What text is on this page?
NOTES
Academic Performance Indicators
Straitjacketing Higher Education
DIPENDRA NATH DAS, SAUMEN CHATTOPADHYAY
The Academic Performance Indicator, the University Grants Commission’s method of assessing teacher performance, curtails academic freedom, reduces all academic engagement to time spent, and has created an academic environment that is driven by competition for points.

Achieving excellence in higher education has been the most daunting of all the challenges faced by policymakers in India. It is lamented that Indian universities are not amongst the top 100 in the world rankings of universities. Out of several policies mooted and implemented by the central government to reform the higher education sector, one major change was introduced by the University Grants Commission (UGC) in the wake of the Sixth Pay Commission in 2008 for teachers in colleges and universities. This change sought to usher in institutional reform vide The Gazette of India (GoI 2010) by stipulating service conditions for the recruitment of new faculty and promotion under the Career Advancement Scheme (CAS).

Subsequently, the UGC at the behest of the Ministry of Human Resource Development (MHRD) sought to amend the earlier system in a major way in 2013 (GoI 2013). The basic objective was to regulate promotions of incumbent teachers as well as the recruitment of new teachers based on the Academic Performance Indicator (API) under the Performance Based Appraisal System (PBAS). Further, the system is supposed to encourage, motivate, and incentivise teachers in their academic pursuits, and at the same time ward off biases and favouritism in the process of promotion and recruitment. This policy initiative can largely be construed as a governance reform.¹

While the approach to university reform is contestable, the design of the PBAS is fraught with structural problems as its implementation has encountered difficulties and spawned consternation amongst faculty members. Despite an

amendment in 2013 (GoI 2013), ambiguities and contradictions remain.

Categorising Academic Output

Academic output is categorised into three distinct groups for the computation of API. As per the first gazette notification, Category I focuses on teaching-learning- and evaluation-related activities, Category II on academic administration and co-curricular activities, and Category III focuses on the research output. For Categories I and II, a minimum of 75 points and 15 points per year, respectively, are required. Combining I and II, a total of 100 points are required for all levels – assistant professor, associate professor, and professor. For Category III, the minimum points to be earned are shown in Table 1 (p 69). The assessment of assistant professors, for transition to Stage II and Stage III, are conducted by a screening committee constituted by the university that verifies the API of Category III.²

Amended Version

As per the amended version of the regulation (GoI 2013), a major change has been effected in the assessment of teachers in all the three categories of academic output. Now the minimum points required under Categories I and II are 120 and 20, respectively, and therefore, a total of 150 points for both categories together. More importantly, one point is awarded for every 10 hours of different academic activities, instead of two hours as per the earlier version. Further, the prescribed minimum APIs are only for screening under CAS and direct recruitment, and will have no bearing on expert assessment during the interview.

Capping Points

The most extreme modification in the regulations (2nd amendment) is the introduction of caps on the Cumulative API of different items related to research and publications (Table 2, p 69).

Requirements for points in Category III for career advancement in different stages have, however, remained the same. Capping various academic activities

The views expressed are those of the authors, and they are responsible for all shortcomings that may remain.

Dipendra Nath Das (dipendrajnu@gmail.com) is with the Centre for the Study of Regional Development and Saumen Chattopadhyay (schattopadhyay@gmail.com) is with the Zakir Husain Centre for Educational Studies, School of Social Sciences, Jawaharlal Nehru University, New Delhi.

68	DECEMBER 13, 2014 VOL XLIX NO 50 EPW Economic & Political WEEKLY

----------

◆ What this task involves ◆
All of the entries need to be reproduced exactly; please write them out.

◆ The response ◆
What text is on this page?
NOTES
Academic Performance Indicators
Straitjacketing Higher Education
DIPENDRA NATH DAS, SAUMEN CHATTOPADHYAY
The Academic Performance Indicator, the University Grants Commission’s method of assessing teacher performance, curtails academic freedom, reduces all academic engagement to time spent, and has created an academic environment that is driven by competition for points.

Achieving excellence in higher education has been the most daunting of all the challenges faced by policymakers in India. It is lamented that Indian universities are not amongst the top 100 in the world rankings of universities. Out of several policies mooted and implemented by the central government to reform the higher education sector, one major change was introduced by the University Grants Commission (UGC) in the wake of the Sixth Pay Commission in 2008 for teachers in colleges and universities. This change sought to usher in institutional reform vide The Gazette of India (GoI 2010) by stipulating service conditions for the recruitment of new faculty and promotion under the Career Advancement Scheme (CAS).

Subsequently, the UGC at the behest of the Ministry of Human Resource Development (MHRD) sought to amend the earlier system in a major way in 2013 (GoI 2013). The basic objective was to regulate promotions of incumbent teachers as well as the recruitment of new teachers based on the Academic Performance Indicator (API) under the Performance Based Appraisal System (PBAS). Further, the system is supposed to encourage, motivate, and incentivise teachers in their academic pursuits, and at the same time ward off biases and favouritism in the process of promotion and recruitment. This policy initiative can largely be construed as a governance reform.¹

While the approach to university reform is contestable, the design of the PBAS is fraught with structural problems as its implementation has encountered difficulties and spawned consternation amongst faculty members. Despite an

amendment in 2013 (GoI 2013), ambiguities and contradictions remain.

Categorising Academic Output

Academic output is categorised into three distinct groups for the computation of API. As per the first gazette notification, Category I focuses on teaching-learning- and evaluation-related activities, Category II on academic administration and co-curricular activities, and Category III focuses on the research output. For Categories I and II, a minimum of 75 points and 15 points per year, respectively, are required. Combining I and II, a total of 100 points are required for all levels – assistant professor, associate professor, and professor. For Category III, the minimum points to be earned are shown in Table 1 (p 69). The assessment of assistant professors, for transition to Stage II and Stage III, are conducted by a screening committee constituted by the university that verifies the API of Category III.²

Amended Version

As per the amended version of the regulation (GoI 2013), a major change has been effected in the assessment of teachers in all the three categories of academic output. Now the minimum points required under Categories I and II are 120 and 20, respectively, and therefore, a total of 150 points for both categories together. More importantly, one point is awarded for every 10 hours of different academic activities, instead of two hours as per the earlier version. Further, the prescribed minimum APIs are only for screening under CAS and direct recruitment, and will have no bearing on expert assessment during the interview.

Capping Points

The most extreme modification in the regulations (2nd amendment) is the introduction of caps on the Cumulative API of different items related to research and publications (Table 2, p 69).

Requirements for points in Category III for career advancement in different stages have, however, remained the same. Capping various academic activities

The views expressed are those of the authors, and they are responsible for all shortcomings that may remain.

Dipendra Nath Das (dipendrajnu@gmail.com) is with the Centre for the Study of Regional Development and Saumen Chattopadhyay (schattopadhyay@gmail.com) is with the Zakir Husain Centre for Educational Studies, School of Social Sciences, Jawaharlal Nehru University, New Delhi.

68	DECEMBER 13, 2014 VOL XLIX NO 50 EPW Economic & Political WEEKLY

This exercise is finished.